## Short problem
Search the material for "renumbered" and show all lines that contain it.

[Extracted data entries]
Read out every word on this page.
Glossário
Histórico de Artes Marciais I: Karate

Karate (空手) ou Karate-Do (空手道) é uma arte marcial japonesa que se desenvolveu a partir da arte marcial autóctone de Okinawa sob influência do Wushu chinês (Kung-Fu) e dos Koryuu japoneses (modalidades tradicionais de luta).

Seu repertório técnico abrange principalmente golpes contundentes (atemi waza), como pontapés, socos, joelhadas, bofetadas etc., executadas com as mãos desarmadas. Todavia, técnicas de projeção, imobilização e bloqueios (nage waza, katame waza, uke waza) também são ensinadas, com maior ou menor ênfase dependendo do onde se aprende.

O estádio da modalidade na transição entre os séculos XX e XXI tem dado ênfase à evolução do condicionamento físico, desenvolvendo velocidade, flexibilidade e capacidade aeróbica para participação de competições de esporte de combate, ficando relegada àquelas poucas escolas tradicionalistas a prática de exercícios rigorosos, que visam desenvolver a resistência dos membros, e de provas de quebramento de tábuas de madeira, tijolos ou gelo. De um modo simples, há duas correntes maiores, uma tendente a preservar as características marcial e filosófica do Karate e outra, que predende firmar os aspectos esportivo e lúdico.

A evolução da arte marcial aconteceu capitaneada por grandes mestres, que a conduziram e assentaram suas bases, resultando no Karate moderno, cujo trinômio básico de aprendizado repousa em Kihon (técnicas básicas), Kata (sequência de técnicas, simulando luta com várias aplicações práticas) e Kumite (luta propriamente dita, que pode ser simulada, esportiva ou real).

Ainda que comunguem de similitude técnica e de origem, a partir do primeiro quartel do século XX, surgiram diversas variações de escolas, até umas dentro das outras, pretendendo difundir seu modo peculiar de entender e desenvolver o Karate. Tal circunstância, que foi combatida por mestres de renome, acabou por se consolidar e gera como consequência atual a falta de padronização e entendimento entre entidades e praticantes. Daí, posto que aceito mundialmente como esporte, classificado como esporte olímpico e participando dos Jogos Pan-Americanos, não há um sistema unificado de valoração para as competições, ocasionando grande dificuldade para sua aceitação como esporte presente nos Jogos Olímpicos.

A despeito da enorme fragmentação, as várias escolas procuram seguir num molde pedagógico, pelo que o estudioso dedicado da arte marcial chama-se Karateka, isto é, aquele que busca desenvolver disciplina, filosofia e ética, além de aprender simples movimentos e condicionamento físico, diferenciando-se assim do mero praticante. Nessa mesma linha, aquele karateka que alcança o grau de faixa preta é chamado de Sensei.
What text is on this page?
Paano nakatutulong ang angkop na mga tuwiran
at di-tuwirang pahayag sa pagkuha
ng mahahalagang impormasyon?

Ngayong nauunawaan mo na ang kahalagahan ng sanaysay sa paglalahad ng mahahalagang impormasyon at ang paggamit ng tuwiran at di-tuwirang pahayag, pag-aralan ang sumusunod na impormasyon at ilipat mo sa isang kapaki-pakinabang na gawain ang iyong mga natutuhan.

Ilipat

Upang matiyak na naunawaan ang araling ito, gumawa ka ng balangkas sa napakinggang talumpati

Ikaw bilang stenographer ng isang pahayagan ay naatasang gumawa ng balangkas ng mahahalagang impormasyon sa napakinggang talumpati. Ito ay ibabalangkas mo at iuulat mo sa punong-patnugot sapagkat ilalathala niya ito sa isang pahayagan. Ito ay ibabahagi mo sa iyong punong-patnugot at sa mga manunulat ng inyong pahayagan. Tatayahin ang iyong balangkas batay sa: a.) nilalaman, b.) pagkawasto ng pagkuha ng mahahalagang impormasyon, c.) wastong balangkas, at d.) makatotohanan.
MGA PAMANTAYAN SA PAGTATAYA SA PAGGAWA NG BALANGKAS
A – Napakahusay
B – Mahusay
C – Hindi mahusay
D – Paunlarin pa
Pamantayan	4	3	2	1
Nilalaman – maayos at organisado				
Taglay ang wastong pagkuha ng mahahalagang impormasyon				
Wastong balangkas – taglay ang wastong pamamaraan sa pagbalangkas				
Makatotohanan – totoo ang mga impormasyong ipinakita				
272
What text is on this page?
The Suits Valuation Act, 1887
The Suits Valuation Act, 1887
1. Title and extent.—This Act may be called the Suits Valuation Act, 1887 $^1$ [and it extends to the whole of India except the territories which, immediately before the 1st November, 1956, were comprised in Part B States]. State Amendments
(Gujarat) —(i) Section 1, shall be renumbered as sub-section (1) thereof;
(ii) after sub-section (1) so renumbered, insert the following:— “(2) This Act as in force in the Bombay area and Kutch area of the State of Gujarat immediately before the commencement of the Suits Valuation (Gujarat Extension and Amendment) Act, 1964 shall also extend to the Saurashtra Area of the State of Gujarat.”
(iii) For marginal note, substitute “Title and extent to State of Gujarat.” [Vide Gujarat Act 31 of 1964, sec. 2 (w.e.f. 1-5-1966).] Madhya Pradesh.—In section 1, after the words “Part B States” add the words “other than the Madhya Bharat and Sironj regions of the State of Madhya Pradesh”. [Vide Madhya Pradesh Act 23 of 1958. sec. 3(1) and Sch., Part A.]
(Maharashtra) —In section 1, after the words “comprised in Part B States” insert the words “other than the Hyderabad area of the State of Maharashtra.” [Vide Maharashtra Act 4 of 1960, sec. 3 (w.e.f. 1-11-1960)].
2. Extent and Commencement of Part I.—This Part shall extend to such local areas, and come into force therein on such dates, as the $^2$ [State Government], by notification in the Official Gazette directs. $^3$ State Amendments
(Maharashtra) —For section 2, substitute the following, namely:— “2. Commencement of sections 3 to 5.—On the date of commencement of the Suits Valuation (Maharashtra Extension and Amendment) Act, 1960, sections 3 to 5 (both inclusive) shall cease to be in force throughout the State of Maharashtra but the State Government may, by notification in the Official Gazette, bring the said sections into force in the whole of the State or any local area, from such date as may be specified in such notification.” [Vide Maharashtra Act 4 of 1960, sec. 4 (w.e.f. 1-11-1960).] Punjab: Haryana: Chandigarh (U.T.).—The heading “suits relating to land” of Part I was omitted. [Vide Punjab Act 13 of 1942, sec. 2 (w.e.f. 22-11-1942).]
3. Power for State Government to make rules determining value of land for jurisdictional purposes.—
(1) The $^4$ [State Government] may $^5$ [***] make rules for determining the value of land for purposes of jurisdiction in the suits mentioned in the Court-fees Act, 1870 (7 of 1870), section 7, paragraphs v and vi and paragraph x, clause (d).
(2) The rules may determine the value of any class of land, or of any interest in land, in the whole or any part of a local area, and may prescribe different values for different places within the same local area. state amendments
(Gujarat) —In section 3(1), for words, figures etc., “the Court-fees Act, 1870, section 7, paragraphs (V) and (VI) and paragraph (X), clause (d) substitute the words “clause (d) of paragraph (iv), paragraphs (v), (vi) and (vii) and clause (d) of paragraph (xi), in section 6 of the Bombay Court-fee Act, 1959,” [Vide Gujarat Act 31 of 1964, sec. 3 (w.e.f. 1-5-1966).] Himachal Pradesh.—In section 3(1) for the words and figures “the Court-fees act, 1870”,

## Task output
(Gujarat) —(i) Section 1, shall be renumbered as sub-section (1) thereof;
(ii) after sub-section (1) so renumbered, insert the following:— “(2) This Act as in force in the Bombay area and Kutch area of the State of Gujarat immediately before the commencement of the Suits Valuation (Gujarat Extension and Amendment) Act, 1964 shall also extend to the Saurashtra Area of the State of Gujarat.”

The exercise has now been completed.